» **Task objective**
The records below must be written out exactly, with every picture left behind.

» **Records shown**

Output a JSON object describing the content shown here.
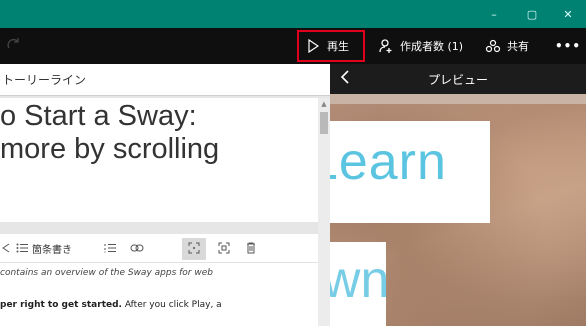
{
  "window": {
    "minimize_glyph": "–",
    "maximize_glyph": "▢",
    "close_glyph": "✕"
  },
  "toolbar": {
    "play_label": "再生",
    "authors_label": "作成者数 (1)",
    "share_label": "共有",
    "more_label": "•••",
    "accent_color": "#e0001b"
  },
  "storyline": {
    "header_label": "トーリーライン",
    "title_text": "o Start a Sway:\nmore by scrolling",
    "format_bar": {
      "bullets_label": "箇条書き"
    },
    "body_italic": "contains an overview of the Sway apps for web",
    "body_line2_bold": "per right to get started.",
    "body_line2_rest": " After you click Play, a"
  },
  "preview": {
    "header_label": "プレビュー",
    "card1_text": ": Learn",
    "card2_text": "own"
  },
  "colors": {
    "titlebar": "#008272",
    "toolbar": "#0f0f0f",
    "preview_text": "#5bc4e0"
  }
}
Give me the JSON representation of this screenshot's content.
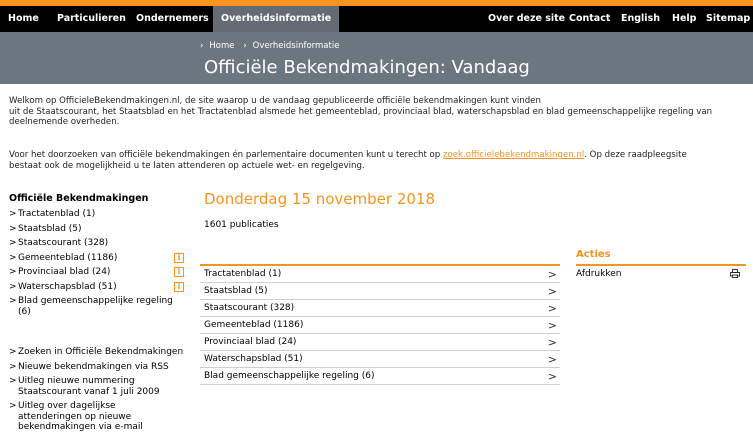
{
  "nav": {
    "items": [
      {
        "label": "Home"
      },
      {
        "label": "Particulieren"
      },
      {
        "label": "Ondernemers"
      },
      {
        "label": "Overheidsinformatie",
        "active": true
      },
      {
        "label": "Over deze site"
      },
      {
        "label": "Contact"
      },
      {
        "label": "English"
      },
      {
        "label": "Help"
      },
      {
        "label": "Sitemap"
      }
    ]
  },
  "breadcrumb": {
    "sep": "›",
    "items": [
      "Home",
      "Overheidsinformatie"
    ]
  },
  "page_title": "Officiële Bekendmakingen: Vandaag",
  "intro": {
    "p1_l1": "Welkom op OfficieleBekendmakingen.nl, de site waarop u de vandaag gepubliceerde officiële bekendmakingen kunt vinden",
    "p1_l2": "uit de Staatscourant, het Staatsblad en het Tractatenblad alsmede het gemeenteblad, provinciaal blad, waterschapsblad en blad gemeenschappelijke regeling van",
    "p1_l3": "deelnemende overheden.",
    "p2_l1_before": "Voor het doorzoeken van officiële bekendmakingen én parlementaire documenten kunt u terecht op ",
    "p2_link": "zoek.officielebekendmakingen.nl",
    "p2_l1_after": ". Op deze raadpleegsite",
    "p2_l2": "bestaat ook de mogelijkheid u te laten attenderen op actuele wet- en regelgeving."
  },
  "sidebar": {
    "title": "Officiële Bekendmakingen",
    "chevron": ">",
    "info_glyph": "i",
    "publications": [
      {
        "label": "Tractatenblad (1)"
      },
      {
        "label": "Staatsblad (5)"
      },
      {
        "label": "Staatscourant (328)"
      },
      {
        "label": "Gemeenteblad (1186)",
        "info": true
      },
      {
        "label": "Provinciaal blad (24)",
        "info": true
      },
      {
        "label": "Waterschapsblad (51)",
        "info": true
      },
      {
        "label": "Blad gemeenschappelijke regeling (6)"
      }
    ],
    "links": [
      {
        "label": "Zoeken in Officiële Bekendmakingen"
      },
      {
        "label": "Nieuwe bekendmakingen via RSS"
      },
      {
        "label": "Uitleg nieuwe nummering Staatscourant vanaf 1 juli 2009"
      },
      {
        "label": "Uitleg over dagelijkse attenderingen op nieuwe bekendmakingen via e-mail"
      }
    ]
  },
  "main": {
    "date": "Donderdag 15 november 2018",
    "count": "1601 publicaties",
    "chevron": ">",
    "publications": [
      "Tractatenblad (1)",
      "Staatsblad (5)",
      "Staatscourant (328)",
      "Gemeenteblad (1186)",
      "Provinciaal blad (24)",
      "Waterschapsblad (51)",
      "Blad gemeenschappelijke regeling (6)"
    ]
  },
  "acties": {
    "title": "Acties",
    "print_label": "Afdrukken",
    "print_icon": "printer-icon"
  },
  "colors": {
    "accent": "#f7931e",
    "nav_bg": "#000000",
    "nav_active": "#646b75",
    "banner_bg": "#6c7680"
  }
}
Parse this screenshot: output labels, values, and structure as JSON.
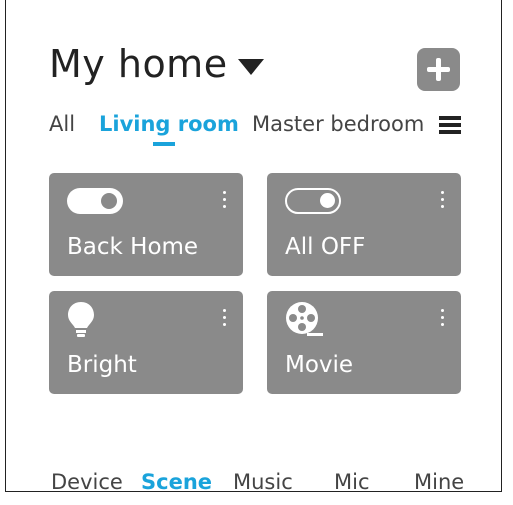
{
  "header": {
    "title": "My home",
    "add_icon": "plus-icon"
  },
  "tabs": [
    {
      "label": "All",
      "active": false
    },
    {
      "label": "Living room",
      "active": true
    },
    {
      "label": "Master bedroom",
      "active": false
    }
  ],
  "tabs_menu_icon": "hamburger-menu-icon",
  "scenes": [
    {
      "label": "Back Home",
      "icon": "toggle-on-icon"
    },
    {
      "label": "All OFF",
      "icon": "toggle-off-icon"
    },
    {
      "label": "Bright",
      "icon": "lightbulb-icon"
    },
    {
      "label": "Movie",
      "icon": "film-reel-icon"
    }
  ],
  "bottom_nav": [
    {
      "label": "Device",
      "active": false
    },
    {
      "label": "Scene",
      "active": true
    },
    {
      "label": "Music",
      "active": false
    },
    {
      "label": "Mic",
      "active": false
    },
    {
      "label": "Mine",
      "active": false
    }
  ],
  "colors": {
    "accent": "#1aa3db",
    "card": "#8a8a8a",
    "text": "#222222"
  }
}
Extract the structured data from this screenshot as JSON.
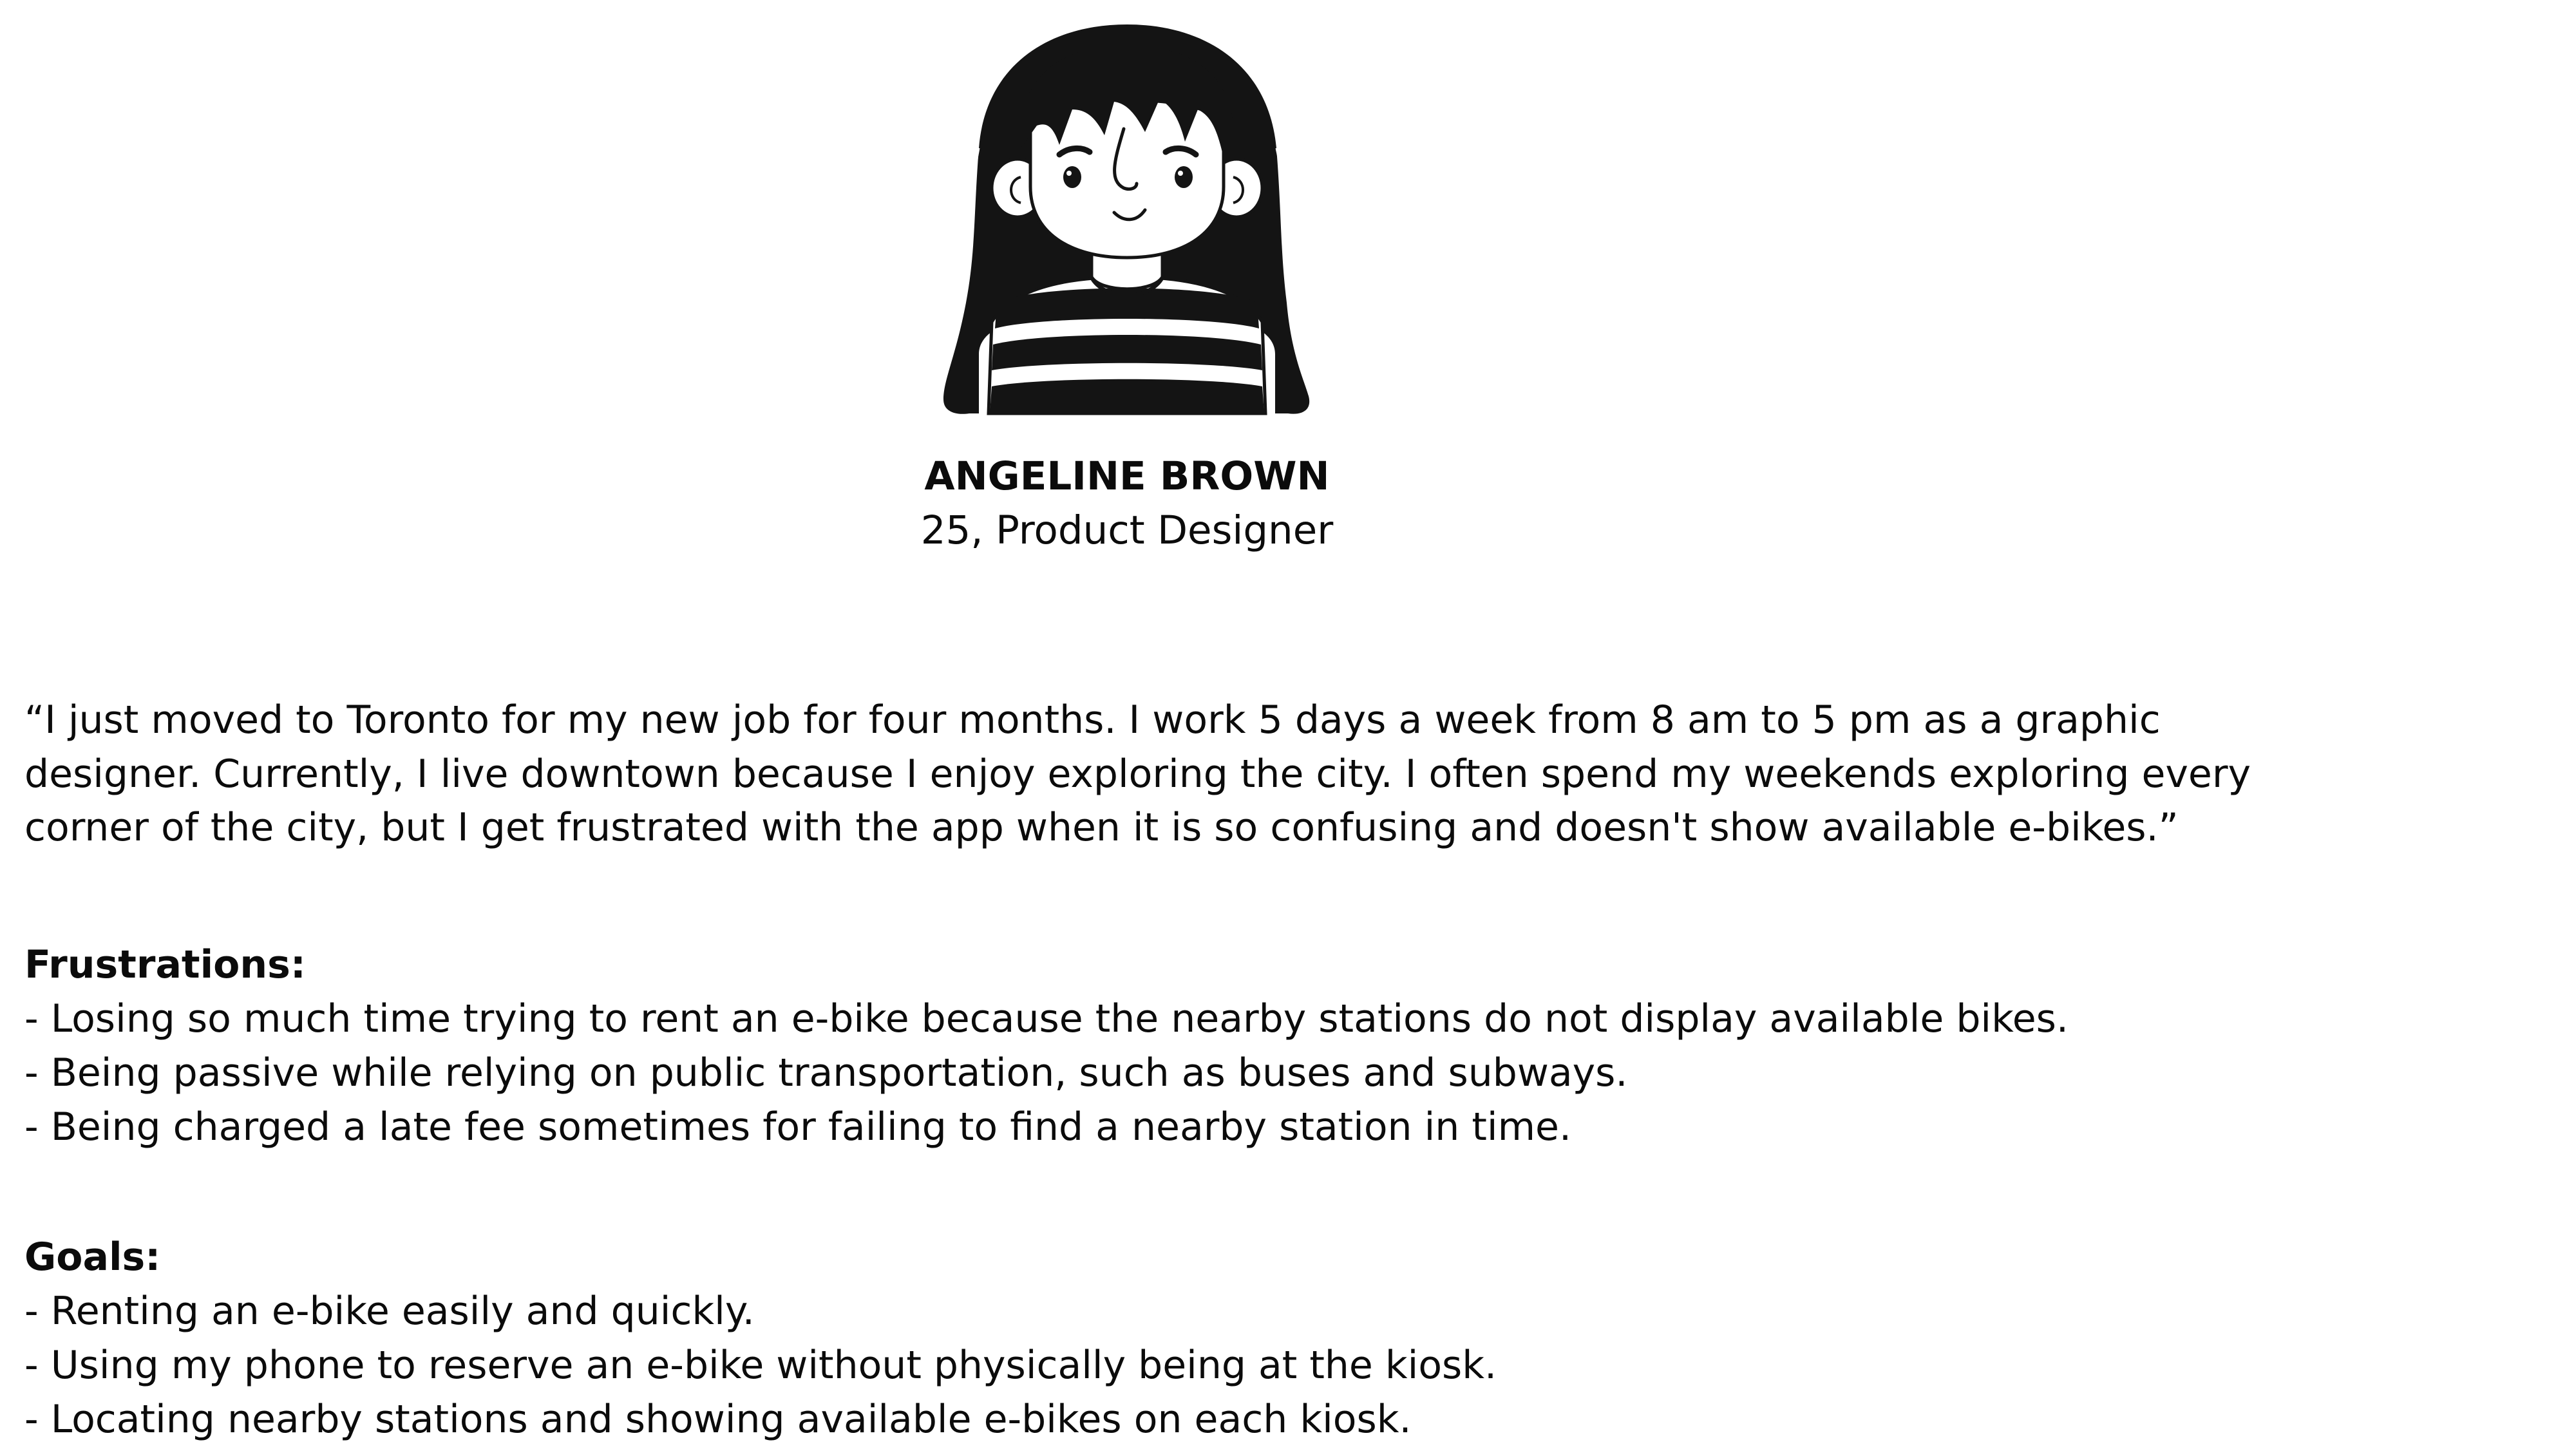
{
  "persona": {
    "avatar_icon": "cartoon-girl-avatar",
    "name": "ANGELINE BROWN",
    "subtitle": "25, Product Designer"
  },
  "quote": {
    "lines": [
      "“I just moved to Toronto for my new job for four months. I work 5 days a week from 8 am to 5 pm as a graphic",
      "designer. Currently, I live downtown because I enjoy exploring the city. I often spend my weekends exploring every",
      "corner of the city, but I get frustrated with the app when it is so confusing and doesn't show available e-bikes.”"
    ]
  },
  "frustrations": {
    "heading": "Frustrations:",
    "items": [
      "- Losing so much time trying to rent an e-bike because the nearby stations do not display available bikes.",
      "- Being passive while relying on public transportation, such as buses and subways.",
      "- Being charged a late fee sometimes for failing to find a nearby station in time."
    ]
  },
  "goals": {
    "heading": "Goals:",
    "items": [
      "- Renting an e-bike easily and quickly.",
      "- Using my phone to reserve an e-bike without physically being at the kiosk.",
      "- Locating nearby stations and showing available e-bikes on each kiosk."
    ]
  }
}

» **Written reply**
Output a JSON object describing the content shown here.
{
  "window": {
    "minimize_glyph": "–",
    "maximize_glyph": "▢",
    "close_glyph": "✕"
  },
  "toolbar": {
    "play_label": "再生",
    "authors_label": "作成者数 (1)",
    "share_label": "共有",
    "more_label": "•••",
    "accent_color": "#e0001b"
  },
  "storyline": {
    "header_label": "トーリーライン",
    "title_text": "o Start a Sway:\nmore by scrolling",
    "format_bar": {
      "bullets_label": "箇条書き"
    },
    "body_italic": "contains an overview of the Sway apps for web",
    "body_line2_bold": "per right to get started.",
    "body_line2_rest": " After you click Play, a"
  },
  "preview": {
    "header_label": "プレビュー",
    "card1_text": ": Learn",
    "card2_text": "own"
  },
  "colors": {
    "titlebar": "#008272",
    "toolbar": "#0f0f0f",
    "preview_text": "#5bc4e0"
  }
}
Give me the JSON representation of this screenshot's content.
{
  "nav": {
    "items": [
      {
        "label": "Home"
      },
      {
        "label": "Particulieren"
      },
      {
        "label": "Ondernemers"
      },
      {
        "label": "Overheidsinformatie",
        "active": true
      },
      {
        "label": "Over deze site"
      },
      {
        "label": "Contact"
      },
      {
        "label": "English"
      },
      {
        "label": "Help"
      },
      {
        "label": "Sitemap"
      }
    ]
  },
  "breadcrumb": {
    "sep": "›",
    "items": [
      "Home",
      "Overheidsinformatie"
    ]
  },
  "page_title": "Officiële Bekendmakingen: Vandaag",
  "intro": {
    "p1_l1": "Welkom op OfficieleBekendmakingen.nl, de site waarop u de vandaag gepubliceerde officiële bekendmakingen kunt vinden",
    "p1_l2": "uit de Staatscourant, het Staatsblad en het Tractatenblad alsmede het gemeenteblad, provinciaal blad, waterschapsblad en blad gemeenschappelijke regeling van",
    "p1_l3": "deelnemende overheden.",
    "p2_l1_before": "Voor het doorzoeken van officiële bekendmakingen én parlementaire documenten kunt u terecht op ",
    "p2_link": "zoek.officielebekendmakingen.nl",
    "p2_l1_after": ". Op deze raadpleegsite",
    "p2_l2": "bestaat ook de mogelijkheid u te laten attenderen op actuele wet- en regelgeving."
  },
  "sidebar": {
    "title": "Officiële Bekendmakingen",
    "chevron": ">",
    "info_glyph": "i",
    "publications": [
      {
        "label": "Tractatenblad (1)"
      },
      {
        "label": "Staatsblad (5)"
      },
      {
        "label": "Staatscourant (328)"
      },
      {
        "label": "Gemeenteblad (1186)",
        "info": true
      },
      {
        "label": "Provinciaal blad (24)",
        "info": true
      },
      {
        "label": "Waterschapsblad (51)",
        "info": true
      },
      {
        "label": "Blad gemeenschappelijke regeling (6)"
      }
    ],
    "links": [
      {
        "label": "Zoeken in Officiële Bekendmakingen"
      },
      {
        "label": "Nieuwe bekendmakingen via RSS"
      },
      {
        "label": "Uitleg nieuwe nummering Staatscourant vanaf 1 juli 2009"
      },
      {
        "label": "Uitleg over dagelijkse attenderingen op nieuwe bekendmakingen via e-mail"
      }
    ]
  },
  "main": {
    "date": "Donderdag 15 november 2018",
    "count": "1601 publicaties",
    "chevron": ">",
    "publications": [
      "Tractatenblad (1)",
      "Staatsblad (5)",
      "Staatscourant (328)",
      "Gemeenteblad (1186)",
      "Provinciaal blad (24)",
      "Waterschapsblad (51)",
      "Blad gemeenschappelijke regeling (6)"
    ]
  },
  "acties": {
    "title": "Acties",
    "print_label": "Afdrukken",
    "print_icon": "printer-icon"
  },
  "colors": {
    "accent": "#f7931e",
    "nav_bg": "#000000",
    "nav_active": "#646b75",
    "banner_bg": "#6c7680"
  }
}
Parse this screenshot: output labels, values, and structure as JSON.
{
  "header": {
    "title": "My home",
    "add_icon": "plus-icon"
  },
  "tabs": [
    {
      "label": "All",
      "active": false
    },
    {
      "label": "Living room",
      "active": true
    },
    {
      "label": "Master bedroom",
      "active": false
    }
  ],
  "tabs_menu_icon": "hamburger-menu-icon",
  "scenes": [
    {
      "label": "Back Home",
      "icon": "toggle-on-icon"
    },
    {
      "label": "All OFF",
      "icon": "toggle-off-icon"
    },
    {
      "label": "Bright",
      "icon": "lightbulb-icon"
    },
    {
      "label": "Movie",
      "icon": "film-reel-icon"
    }
  ],
  "bottom_nav": [
    {
      "label": "Device",
      "active": false
    },
    {
      "label": "Scene",
      "active": true
    },
    {
      "label": "Music",
      "active": false
    },
    {
      "label": "Mic",
      "active": false
    },
    {
      "label": "Mine",
      "active": false
    }
  ],
  "colors": {
    "accent": "#1aa3db",
    "card": "#8a8a8a",
    "text": "#222222"
  }
}
Extract the structured data from this screenshot as JSON.
{
  "persona": {
    "avatar_icon": "cartoon-girl-avatar",
    "name": "ANGELINE BROWN",
    "subtitle": "25, Product Designer"
  },
  "quote": {
    "lines": [
      "“I just moved to Toronto for my new job for four months. I work 5 days a week from 8 am to 5 pm as a graphic",
      "designer. Currently, I live downtown because I enjoy exploring the city. I often spend my weekends exploring every",
      "corner of the city, but I get frustrated with the app when it is so confusing and doesn't show available e-bikes.”"
    ]
  },
  "frustrations": {
    "heading": "Frustrations:",
    "items": [
      "- Losing so much time trying to rent an e-bike because the nearby stations do not display available bikes.",
      "- Being passive while relying on public transportation, such as buses and subways.",
      "- Being charged a late fee sometimes for failing to find a nearby station in time."
    ]
  },
  "goals": {
    "heading": "Goals:",
    "items": [
      "- Renting an e-bike easily and quickly.",
      "- Using my phone to reserve an e-bike without physically being at the kiosk.",
      "- Locating nearby stations and showing available e-bikes on each kiosk."
    ]
  }
}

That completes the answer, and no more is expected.